PROBLEM DETAILS> Convert the stretch of the records from the line containing "What elements are" through the line containing "261, 146, 326]" into a JSON list of strings, one string per line, leaving out blank lines. Include nothing beyond that stretch.

RECORDS SHOWN>
★ ★ ★ ★ ★

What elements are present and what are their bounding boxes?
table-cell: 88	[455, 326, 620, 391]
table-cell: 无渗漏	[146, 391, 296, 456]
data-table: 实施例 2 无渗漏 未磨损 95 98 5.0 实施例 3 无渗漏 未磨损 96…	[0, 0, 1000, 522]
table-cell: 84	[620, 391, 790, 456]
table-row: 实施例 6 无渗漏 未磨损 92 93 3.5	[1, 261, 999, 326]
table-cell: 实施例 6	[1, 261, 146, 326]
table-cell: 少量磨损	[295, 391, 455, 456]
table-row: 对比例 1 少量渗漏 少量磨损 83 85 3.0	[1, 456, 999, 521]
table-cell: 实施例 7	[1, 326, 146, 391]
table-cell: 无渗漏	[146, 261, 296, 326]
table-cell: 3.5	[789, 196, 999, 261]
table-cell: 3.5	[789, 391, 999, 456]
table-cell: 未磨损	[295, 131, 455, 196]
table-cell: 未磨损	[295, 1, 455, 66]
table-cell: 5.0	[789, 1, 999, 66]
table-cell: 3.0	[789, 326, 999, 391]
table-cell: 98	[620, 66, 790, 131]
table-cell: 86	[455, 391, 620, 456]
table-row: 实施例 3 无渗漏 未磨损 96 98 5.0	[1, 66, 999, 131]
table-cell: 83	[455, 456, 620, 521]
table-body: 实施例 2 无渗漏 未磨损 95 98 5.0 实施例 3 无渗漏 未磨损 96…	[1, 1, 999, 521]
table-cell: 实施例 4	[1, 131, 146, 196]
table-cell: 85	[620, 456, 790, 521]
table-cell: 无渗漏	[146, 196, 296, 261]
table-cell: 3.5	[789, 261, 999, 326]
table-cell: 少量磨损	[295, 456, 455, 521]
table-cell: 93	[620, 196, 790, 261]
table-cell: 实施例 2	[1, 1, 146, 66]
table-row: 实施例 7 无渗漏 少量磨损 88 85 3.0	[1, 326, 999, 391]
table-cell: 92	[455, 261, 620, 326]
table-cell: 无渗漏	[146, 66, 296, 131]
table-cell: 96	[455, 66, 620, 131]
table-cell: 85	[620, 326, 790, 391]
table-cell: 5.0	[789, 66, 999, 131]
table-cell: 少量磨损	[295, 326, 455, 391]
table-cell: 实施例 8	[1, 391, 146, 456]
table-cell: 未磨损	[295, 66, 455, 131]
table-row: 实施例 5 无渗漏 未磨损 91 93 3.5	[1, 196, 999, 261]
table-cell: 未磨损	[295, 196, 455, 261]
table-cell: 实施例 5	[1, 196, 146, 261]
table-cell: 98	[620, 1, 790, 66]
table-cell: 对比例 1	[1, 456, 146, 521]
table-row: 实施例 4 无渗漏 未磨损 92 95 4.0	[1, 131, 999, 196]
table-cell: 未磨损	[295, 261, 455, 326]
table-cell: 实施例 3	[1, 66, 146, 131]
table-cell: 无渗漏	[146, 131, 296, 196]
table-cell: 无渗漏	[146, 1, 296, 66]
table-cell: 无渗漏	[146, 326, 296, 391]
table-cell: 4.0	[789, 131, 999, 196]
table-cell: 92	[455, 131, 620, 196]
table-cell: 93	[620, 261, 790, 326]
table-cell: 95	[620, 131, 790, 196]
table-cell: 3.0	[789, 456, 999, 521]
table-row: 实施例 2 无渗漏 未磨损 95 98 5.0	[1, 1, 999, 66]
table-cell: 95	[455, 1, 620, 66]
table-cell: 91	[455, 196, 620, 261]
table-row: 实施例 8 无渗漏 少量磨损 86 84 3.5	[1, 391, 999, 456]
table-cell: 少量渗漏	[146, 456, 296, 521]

★ ★ ★ ★ ★

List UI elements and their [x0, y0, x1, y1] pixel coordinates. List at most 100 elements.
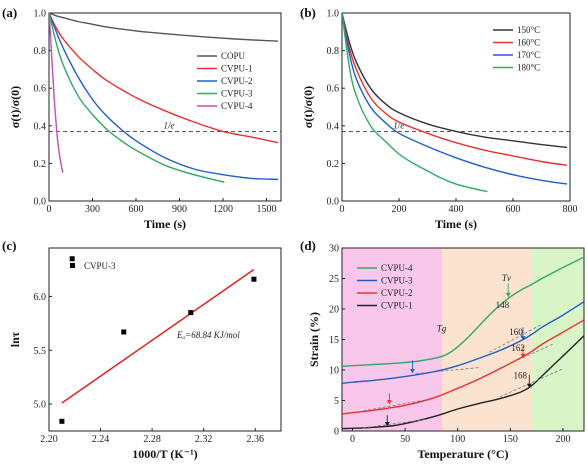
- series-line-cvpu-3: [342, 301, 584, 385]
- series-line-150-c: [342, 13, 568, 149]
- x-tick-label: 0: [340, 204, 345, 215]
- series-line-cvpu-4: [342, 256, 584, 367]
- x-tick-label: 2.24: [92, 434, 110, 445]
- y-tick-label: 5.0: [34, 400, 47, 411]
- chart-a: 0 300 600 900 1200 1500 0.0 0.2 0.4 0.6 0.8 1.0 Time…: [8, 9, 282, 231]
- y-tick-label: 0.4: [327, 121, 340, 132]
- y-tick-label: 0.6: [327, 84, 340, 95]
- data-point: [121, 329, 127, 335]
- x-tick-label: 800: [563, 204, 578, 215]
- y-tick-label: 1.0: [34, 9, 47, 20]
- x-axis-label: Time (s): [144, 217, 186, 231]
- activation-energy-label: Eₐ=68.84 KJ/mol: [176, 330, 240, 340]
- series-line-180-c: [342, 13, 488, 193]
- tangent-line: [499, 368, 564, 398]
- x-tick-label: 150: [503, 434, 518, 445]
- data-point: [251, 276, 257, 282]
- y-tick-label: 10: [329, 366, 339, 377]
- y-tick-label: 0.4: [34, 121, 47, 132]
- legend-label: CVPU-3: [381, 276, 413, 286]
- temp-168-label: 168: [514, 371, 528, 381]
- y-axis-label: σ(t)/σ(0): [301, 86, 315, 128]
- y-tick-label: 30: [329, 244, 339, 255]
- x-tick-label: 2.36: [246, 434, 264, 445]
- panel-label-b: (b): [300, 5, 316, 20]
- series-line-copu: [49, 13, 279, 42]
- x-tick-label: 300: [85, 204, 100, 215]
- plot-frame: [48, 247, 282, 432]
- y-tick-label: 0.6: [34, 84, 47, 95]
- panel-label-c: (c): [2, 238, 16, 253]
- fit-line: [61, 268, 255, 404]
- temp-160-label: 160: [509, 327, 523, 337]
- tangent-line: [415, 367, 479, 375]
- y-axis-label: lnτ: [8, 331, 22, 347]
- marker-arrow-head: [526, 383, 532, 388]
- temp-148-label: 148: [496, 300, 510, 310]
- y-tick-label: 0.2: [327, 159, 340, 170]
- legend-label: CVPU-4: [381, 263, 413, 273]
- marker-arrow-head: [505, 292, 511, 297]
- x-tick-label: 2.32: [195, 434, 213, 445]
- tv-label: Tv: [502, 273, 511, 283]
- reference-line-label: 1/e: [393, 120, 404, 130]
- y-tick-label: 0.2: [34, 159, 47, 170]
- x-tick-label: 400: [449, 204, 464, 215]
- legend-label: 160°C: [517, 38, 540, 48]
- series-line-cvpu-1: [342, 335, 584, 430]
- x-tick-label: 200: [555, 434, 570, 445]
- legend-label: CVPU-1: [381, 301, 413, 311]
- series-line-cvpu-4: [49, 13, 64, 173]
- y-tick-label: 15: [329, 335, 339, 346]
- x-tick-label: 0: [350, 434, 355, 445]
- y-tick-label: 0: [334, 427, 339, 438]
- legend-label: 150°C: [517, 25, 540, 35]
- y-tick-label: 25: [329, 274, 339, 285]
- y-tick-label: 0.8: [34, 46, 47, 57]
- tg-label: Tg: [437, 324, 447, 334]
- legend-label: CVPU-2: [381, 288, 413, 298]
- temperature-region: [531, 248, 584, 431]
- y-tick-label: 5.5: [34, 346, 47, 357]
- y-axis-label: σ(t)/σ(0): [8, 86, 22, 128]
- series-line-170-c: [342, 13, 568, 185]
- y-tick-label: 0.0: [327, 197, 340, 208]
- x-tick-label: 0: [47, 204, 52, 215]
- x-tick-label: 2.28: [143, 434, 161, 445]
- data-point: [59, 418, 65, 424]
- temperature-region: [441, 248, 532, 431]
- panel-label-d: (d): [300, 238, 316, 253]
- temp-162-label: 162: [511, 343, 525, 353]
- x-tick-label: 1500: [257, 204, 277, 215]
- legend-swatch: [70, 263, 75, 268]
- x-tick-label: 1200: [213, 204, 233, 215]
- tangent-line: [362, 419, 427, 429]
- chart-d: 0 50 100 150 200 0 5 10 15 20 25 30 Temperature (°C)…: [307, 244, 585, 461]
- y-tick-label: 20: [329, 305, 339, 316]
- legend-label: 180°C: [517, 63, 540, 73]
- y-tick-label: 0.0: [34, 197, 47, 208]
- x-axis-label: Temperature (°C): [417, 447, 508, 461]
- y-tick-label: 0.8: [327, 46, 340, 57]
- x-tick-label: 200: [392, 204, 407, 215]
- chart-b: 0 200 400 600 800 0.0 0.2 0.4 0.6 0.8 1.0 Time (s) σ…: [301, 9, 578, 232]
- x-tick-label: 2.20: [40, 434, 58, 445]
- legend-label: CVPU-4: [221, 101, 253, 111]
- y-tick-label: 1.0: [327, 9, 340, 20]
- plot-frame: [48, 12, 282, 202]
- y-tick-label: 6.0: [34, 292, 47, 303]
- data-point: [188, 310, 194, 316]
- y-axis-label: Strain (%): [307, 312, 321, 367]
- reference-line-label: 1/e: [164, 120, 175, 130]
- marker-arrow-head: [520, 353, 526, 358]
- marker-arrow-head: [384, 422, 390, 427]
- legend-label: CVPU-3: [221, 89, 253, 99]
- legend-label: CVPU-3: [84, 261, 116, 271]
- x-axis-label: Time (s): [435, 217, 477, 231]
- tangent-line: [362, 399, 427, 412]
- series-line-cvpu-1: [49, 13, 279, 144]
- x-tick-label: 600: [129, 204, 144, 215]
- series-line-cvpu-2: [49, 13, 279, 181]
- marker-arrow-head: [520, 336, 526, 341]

★ ★ ★ ★ ★

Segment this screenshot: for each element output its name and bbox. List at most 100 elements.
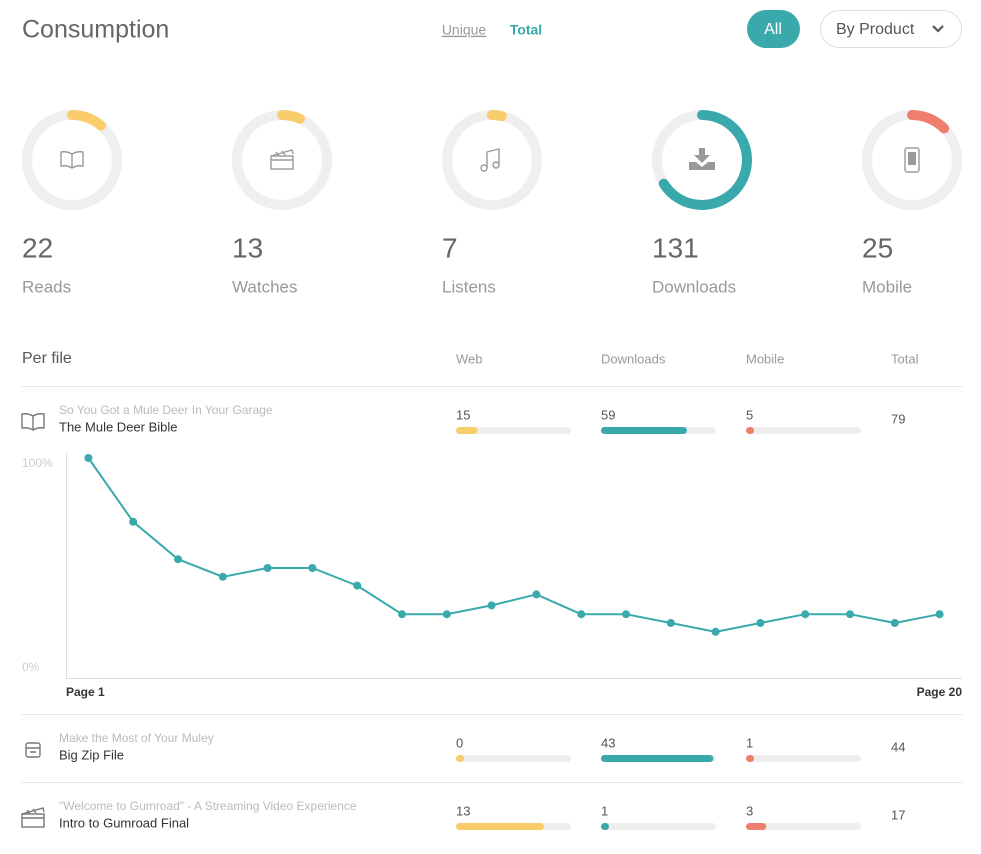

★ ★ ★ ★ ★

COMPLETED TASK>
[
  "What elements are present and what are their bounding boxes?",
  "table-cell: 88\t[455, 326, 620, 391]",
  "table-cell: 无渗漏\t[146, 391, 296, 456]",
  "data-table: 实施例 2 无渗漏 未磨损 95 98 5.0 实施例 3 无渗漏 未磨损 96…\t[0, 0, 1000, 522]",
  "table-cell: 84\t[620, 391, 790, 456]",
  "table-row: 实施例 6 无渗漏 未磨损 92 93 3.5\t[1, 261, 999, 326]",
  "table-cell: 实施例 6\t[1, 261, 146, 326]"
]